--- Begin MATERIAL ---

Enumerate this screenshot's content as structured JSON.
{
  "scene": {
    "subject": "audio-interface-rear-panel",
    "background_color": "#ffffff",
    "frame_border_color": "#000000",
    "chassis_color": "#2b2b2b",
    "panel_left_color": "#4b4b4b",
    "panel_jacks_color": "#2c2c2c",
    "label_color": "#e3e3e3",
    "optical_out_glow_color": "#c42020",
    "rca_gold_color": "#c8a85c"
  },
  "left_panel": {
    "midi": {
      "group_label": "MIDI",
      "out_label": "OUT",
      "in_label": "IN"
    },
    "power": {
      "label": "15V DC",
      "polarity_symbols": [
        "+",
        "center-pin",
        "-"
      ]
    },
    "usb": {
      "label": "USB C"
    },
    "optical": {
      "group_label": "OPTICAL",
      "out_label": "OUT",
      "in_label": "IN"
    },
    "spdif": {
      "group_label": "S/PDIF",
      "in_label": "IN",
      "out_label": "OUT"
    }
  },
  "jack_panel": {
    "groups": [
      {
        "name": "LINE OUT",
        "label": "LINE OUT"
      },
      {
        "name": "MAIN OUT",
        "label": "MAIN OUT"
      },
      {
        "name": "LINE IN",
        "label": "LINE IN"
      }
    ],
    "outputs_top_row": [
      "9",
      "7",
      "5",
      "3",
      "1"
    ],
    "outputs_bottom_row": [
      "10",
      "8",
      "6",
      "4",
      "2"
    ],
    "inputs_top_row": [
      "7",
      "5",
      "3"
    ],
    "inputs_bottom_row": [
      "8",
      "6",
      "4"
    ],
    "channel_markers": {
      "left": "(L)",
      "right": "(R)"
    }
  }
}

--- End MATERIAL ---
--- Begin MATERIAL ---

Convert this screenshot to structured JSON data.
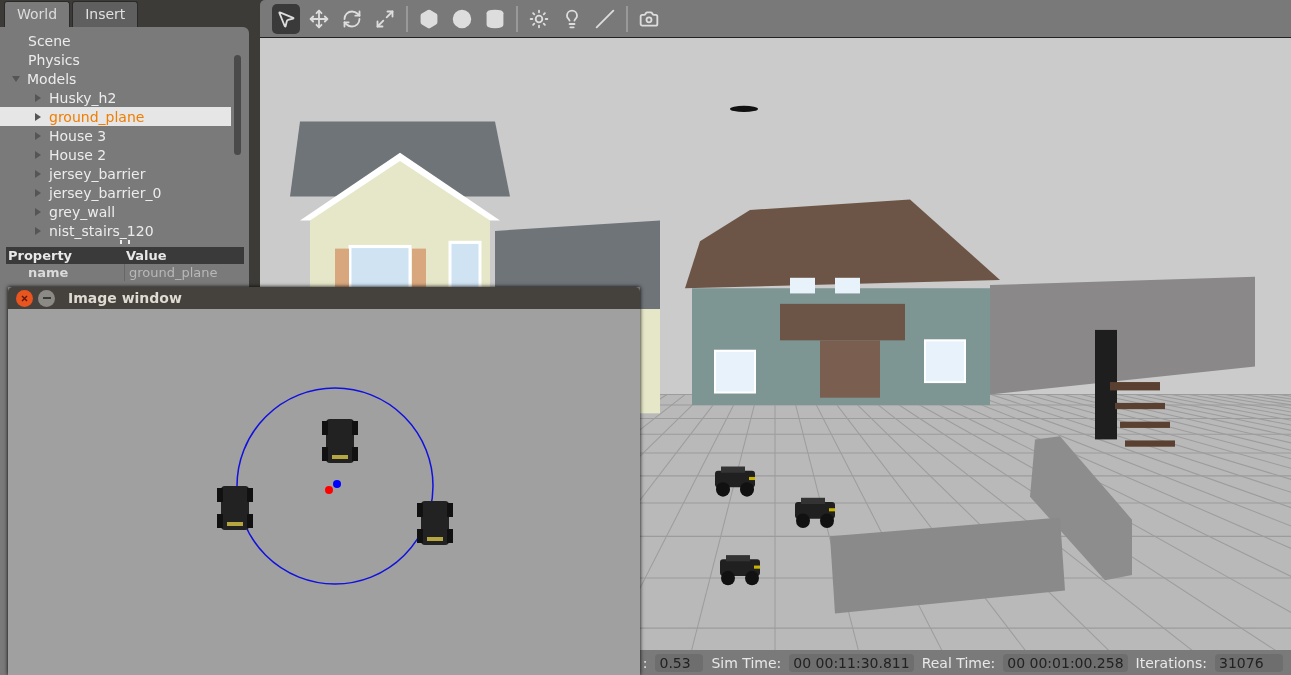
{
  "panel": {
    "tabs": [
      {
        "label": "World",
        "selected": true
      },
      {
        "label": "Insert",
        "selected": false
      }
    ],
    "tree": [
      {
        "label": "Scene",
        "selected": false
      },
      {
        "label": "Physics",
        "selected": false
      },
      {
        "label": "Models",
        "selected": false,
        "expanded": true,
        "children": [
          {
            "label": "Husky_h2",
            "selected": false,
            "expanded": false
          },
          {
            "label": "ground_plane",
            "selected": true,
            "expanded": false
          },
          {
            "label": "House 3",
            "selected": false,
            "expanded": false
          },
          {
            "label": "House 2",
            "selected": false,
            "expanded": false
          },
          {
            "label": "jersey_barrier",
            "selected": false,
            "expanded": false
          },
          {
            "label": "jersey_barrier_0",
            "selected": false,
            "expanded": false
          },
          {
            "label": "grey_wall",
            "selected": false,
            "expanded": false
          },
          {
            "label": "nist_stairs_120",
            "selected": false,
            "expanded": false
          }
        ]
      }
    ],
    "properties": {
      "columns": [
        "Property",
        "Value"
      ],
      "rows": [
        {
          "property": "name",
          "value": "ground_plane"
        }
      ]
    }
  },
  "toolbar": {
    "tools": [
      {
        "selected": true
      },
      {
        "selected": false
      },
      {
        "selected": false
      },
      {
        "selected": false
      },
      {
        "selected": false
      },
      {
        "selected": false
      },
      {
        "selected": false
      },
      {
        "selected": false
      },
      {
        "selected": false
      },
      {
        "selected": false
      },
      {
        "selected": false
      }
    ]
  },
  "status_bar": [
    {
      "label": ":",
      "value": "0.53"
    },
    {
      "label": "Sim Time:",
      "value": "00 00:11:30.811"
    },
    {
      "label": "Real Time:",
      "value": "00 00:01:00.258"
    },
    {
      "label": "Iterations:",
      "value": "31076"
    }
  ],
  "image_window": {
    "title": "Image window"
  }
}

--- End MATERIAL ---

WHAT THE TASK ASKS
Gather up the lines that contain the word "this".

TASK OUTPUT
Enumerate this screenshot's content as structured JSON.
Convert this screenshot to structured JSON data.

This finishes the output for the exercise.